• _Kutipan Teks_:
•••

Maka barang siapapun yang percaya dan berpegang pada dasar Ketuhanan Yang Maha
Esa, ia akan menuntut Keadilan Sosial. Jika tidak, berarti ia membohongi
agamanya, menyia-nyiakan salatnya, dan dijanjikan Neraka Wail terhadapnya.
Bagi mereka yang
menjunjung dasar Ketuhanan Yang Maha Esa, tak ada manusia yang diberi hak untuk
menguasai sesamanya. Nilai yang dianut melampaui nilai-nilai demokrasi ala
Barat, dan di sinilah letaknya Sila Kedaulatan Rakyat. Prinsipnya adalah
kepercayaan bahwa manusia pemimpin adalah Khalifah Tuhan di Bumi, tetapi kepemimpinan
itu diberikan karena adanya kehendak rakyat yang sesungguhnya berdaulat dan
berkuasa. Amanat kekuasaan yang diridhoi Allah ialah yang dihasilkan melalu
permusyawaratan rakyat untuk memilih bentuk pemerintahan menurut konteks tempat
maupun zamannya.

•••

• _Informasi Terekstraksi_:
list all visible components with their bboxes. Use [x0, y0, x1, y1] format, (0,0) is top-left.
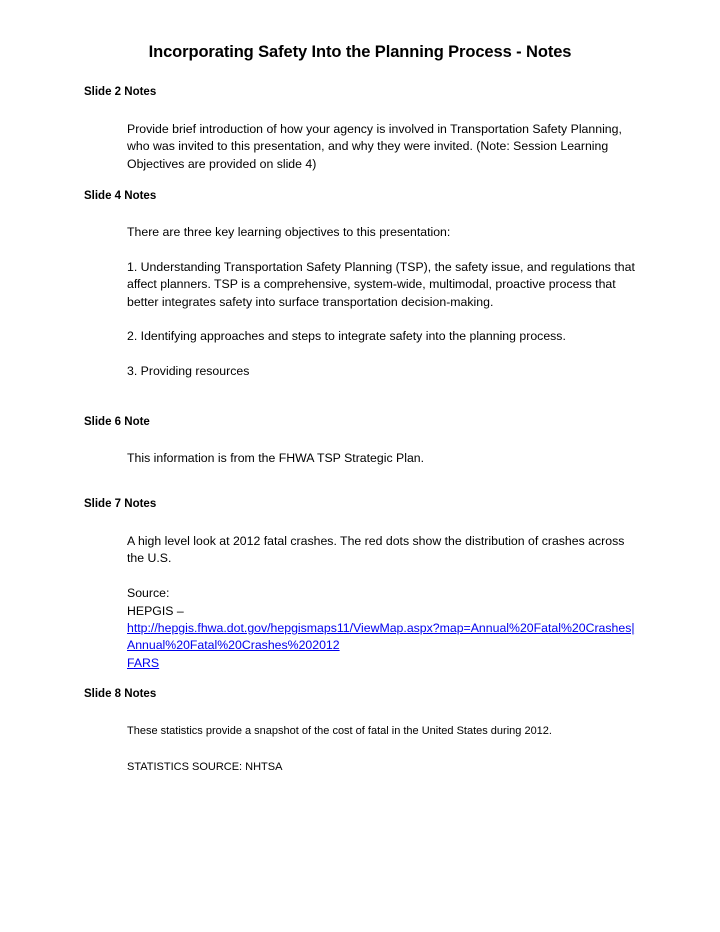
objective-item: 3. Providing resources: [127, 364, 250, 379]
page-title: Incorporating Safety Into the Planning Process - Notes: [148, 43, 572, 61]
fars-link-line: [127, 655, 637, 672]
slide-6-notes: [127, 450, 637, 467]
statistics-source: STATISTICS SOURCE: NHTSA: [127, 761, 283, 773]
slide-7-body: A high level look at 2012 fatal crashes. The red dots show the distribution of crashes across the U.S.: [127, 534, 625, 566]
hepgis-link-line: [127, 620, 637, 655]
slide-4-notes: [127, 224, 637, 381]
slide-8-notes: [127, 724, 637, 775]
fars-link[interactable]: FARS: [127, 655, 160, 670]
slide-2-body: Provide brief introduction of how your agency is involved in Transportation Safety Planning, who was invited to this presentation, and why they were invited. (Note: Session Learning Objectives are provided on slide 4): [127, 122, 622, 171]
slide-8-heading: Slide 8 Notes: [84, 688, 157, 700]
objective-item: 2. Identifying approaches and steps to integrate safety into the planning process.: [127, 329, 566, 344]
hepgis-link[interactable]: http://hepgis.fhwa.dot.gov/hepgismaps11/ViewMap.aspx?map=Annual%20Fatal%20Crashes|Annual%20Fatal%20Crashes%202012: [127, 621, 635, 653]
slide-7-notes: [127, 533, 637, 672]
slide-7-heading: Slide 7 Notes: [84, 498, 157, 510]
source-label: Source:: [127, 586, 170, 601]
slide-8-body: These statistics provide a snapshot of the cost of fatal in the United States during 2012.: [127, 725, 552, 737]
hepgis-label: HEPGIS –: [127, 603, 184, 618]
slide-6-heading: Slide 6 Note: [84, 416, 150, 428]
slide-2-notes: [127, 121, 637, 173]
slide-4-intro: There are three key learning objectives to this presentation:: [127, 225, 451, 239]
slide-6-body: This information is from the FHWA TSP Strategic Plan.: [127, 451, 425, 465]
objective-item: 1. Understanding Transportation Safety Planning (TSP), the safety issue, and regulations that affect planners. TSP is a comprehensive, system-wide, multimodal, proactive process that better integrates safety into surface transportation decision-making.: [127, 259, 635, 309]
slide-2-heading: Slide 2 Notes: [84, 86, 157, 98]
slide-4-heading: Slide 4 Notes: [84, 190, 157, 202]
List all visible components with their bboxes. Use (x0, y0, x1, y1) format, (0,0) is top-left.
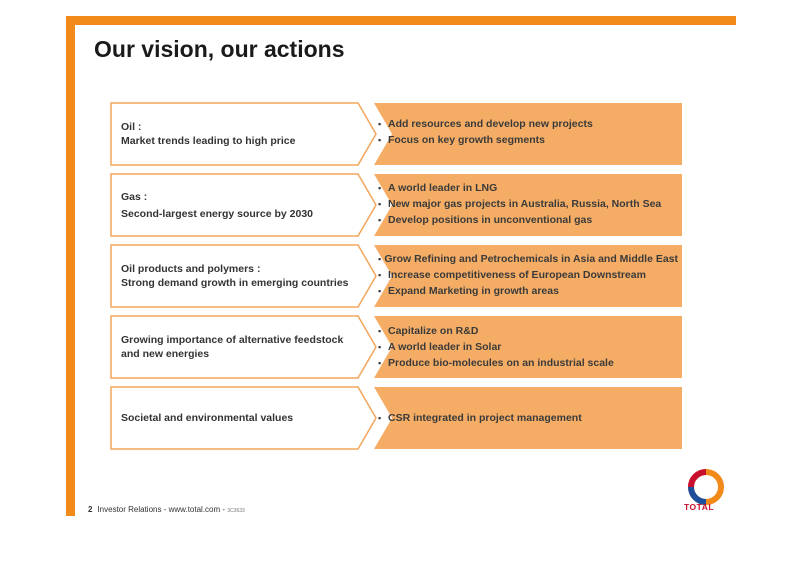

•••

• _Tugas Latihan 1_:
Salin persis bagian kutipan tentang Ketuhanan Yang Maha Esa, mulai dari "Bagi mereka yang" sampai "maupun zamannya.".
• _Tugas Latihan 2_:
Pada catatan, ambil baris dari yang memuat "objective-item: 3. Providing" sampai yang memuat "fars-link[interactable]: FARS: [127, 655, 160, 670]", termasuk kedua baris itu. Tuliskan hanya baris-baris tersebut dengan "statistics-source" diganti menjadi "data-source" tanpa perubahan lain.
Catatan ini tidak berkaitan dengan kutipan.

• _Jawaban Lengkap 1_:
Bagi mereka yang
menjunjung dasar Ketuhanan Yang Maha Esa, tak ada manusia yang diberi hak untuk
menguasai sesamanya. Nilai yang dianut melampaui nilai-nilai demokrasi ala
Barat, dan di sinilah letaknya Sila Kedaulatan Rakyat. Prinsipnya adalah
kepercayaan bahwa manusia pemimpin adalah Khalifah Tuhan di Bumi, tetapi kepemimpinan
itu diberikan karena adanya kehendak rakyat yang sesungguhnya berdaulat dan
berkuasa. Amanat kekuasaan yang diridhoi Allah ialah yang dihasilkan melalu
permusyawaratan rakyat untuk memilih bentuk pemerintahan menurut konteks tempat
maupun zamannya.

• _Jawaban Lengkap 2_:
objective-item: 3. Providing resources: [127, 364, 250, 379]
page-title: Incorporating Safety Into the Planning Process - Notes: [148, 43, 572, 61]
fars-link-line: [127, 655, 637, 672]
slide-6-notes: [127, 450, 637, 467]
data-source: STATISTICS SOURCE: NHTSA: [127, 761, 283, 773]
slide-7-body: A high level look at 2012 fatal crashes. The red dots show the distribution of crashes across the U.S.: [127, 534, 625, 566]
hepgis-link-line: [127, 620, 637, 655]
slide-4-notes: [127, 224, 637, 381]
slide-8-notes: [127, 724, 637, 775]
fars-link[interactable]: FARS: [127, 655, 160, 670]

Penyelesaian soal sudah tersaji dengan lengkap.